[Page element annotations, listed]

----

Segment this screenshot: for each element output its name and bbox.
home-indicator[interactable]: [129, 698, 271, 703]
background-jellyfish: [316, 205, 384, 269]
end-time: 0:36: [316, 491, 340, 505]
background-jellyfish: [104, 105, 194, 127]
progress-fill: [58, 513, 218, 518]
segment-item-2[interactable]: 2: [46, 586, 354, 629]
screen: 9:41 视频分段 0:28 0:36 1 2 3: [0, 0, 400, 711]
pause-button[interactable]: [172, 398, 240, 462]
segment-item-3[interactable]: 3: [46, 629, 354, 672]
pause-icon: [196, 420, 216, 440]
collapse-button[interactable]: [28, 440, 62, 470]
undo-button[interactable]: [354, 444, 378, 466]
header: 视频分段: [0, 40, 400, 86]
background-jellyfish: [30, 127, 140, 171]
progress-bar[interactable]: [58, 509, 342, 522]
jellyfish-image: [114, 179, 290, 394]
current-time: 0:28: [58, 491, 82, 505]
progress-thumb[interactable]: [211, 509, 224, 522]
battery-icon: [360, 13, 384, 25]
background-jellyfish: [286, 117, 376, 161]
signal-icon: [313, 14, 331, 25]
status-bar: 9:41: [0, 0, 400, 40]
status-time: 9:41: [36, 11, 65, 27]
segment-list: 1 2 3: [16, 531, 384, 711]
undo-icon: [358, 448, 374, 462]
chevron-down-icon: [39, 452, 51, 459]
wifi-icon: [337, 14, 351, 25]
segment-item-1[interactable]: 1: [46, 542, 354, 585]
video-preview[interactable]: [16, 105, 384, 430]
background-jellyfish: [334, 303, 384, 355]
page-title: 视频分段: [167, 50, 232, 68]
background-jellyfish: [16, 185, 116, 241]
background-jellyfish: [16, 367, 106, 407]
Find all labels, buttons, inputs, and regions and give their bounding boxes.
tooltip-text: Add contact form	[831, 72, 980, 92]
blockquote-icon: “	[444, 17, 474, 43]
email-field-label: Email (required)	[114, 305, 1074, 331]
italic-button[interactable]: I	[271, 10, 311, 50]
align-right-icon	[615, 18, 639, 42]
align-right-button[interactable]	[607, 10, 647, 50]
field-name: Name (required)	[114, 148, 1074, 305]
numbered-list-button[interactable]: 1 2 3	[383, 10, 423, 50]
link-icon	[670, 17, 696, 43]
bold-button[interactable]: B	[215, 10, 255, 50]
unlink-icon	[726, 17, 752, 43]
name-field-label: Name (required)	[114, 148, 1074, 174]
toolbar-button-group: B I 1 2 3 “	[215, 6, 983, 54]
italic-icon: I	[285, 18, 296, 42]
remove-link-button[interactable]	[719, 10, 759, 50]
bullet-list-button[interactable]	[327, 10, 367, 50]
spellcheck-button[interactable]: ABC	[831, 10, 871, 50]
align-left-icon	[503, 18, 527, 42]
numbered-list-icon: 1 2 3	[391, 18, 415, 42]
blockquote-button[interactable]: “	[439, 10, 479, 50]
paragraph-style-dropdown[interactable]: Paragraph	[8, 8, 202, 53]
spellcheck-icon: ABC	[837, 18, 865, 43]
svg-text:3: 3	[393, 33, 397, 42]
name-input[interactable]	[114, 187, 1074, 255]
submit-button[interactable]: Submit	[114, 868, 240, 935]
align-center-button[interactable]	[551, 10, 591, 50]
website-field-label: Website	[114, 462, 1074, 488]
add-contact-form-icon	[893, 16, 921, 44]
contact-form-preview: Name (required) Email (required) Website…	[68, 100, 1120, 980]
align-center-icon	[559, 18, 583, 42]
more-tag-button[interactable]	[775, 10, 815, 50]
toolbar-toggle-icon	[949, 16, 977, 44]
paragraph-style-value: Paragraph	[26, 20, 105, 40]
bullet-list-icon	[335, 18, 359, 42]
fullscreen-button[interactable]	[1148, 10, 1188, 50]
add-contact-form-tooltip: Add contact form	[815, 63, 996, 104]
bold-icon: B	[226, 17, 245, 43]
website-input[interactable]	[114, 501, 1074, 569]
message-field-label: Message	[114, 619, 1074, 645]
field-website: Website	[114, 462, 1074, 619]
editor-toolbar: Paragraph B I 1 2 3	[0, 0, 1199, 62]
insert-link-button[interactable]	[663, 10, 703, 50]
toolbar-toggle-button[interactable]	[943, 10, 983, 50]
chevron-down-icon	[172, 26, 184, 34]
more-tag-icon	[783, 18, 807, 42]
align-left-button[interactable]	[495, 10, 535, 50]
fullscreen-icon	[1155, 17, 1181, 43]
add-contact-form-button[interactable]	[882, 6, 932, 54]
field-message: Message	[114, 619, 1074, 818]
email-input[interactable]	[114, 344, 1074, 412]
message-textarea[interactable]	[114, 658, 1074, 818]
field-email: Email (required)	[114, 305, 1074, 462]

----

Arrange the stretch from the start of the records through the line containing "pause-button[interactable]: [172, 398, 240, 462]" as a numbered list, leaving out any blank lines.

### WRITTEN ANSWER
1. Segment this screenshot: for each element output its name and bbox.
2. home-indicator[interactable]: [129, 698, 271, 703]
3. background-jellyfish: [316, 205, 384, 269]
4. end-time: 0:36: [316, 491, 340, 505]
5. background-jellyfish: [104, 105, 194, 127]
6. progress-fill: [58, 513, 218, 518]
7. segment-item-2[interactable]: 2: [46, 586, 354, 629]
8. screen: 9:41 视频分段 0:28 0:36 1 2 3: [0, 0, 400, 711]
9. pause-button[interactable]: [172, 398, 240, 462]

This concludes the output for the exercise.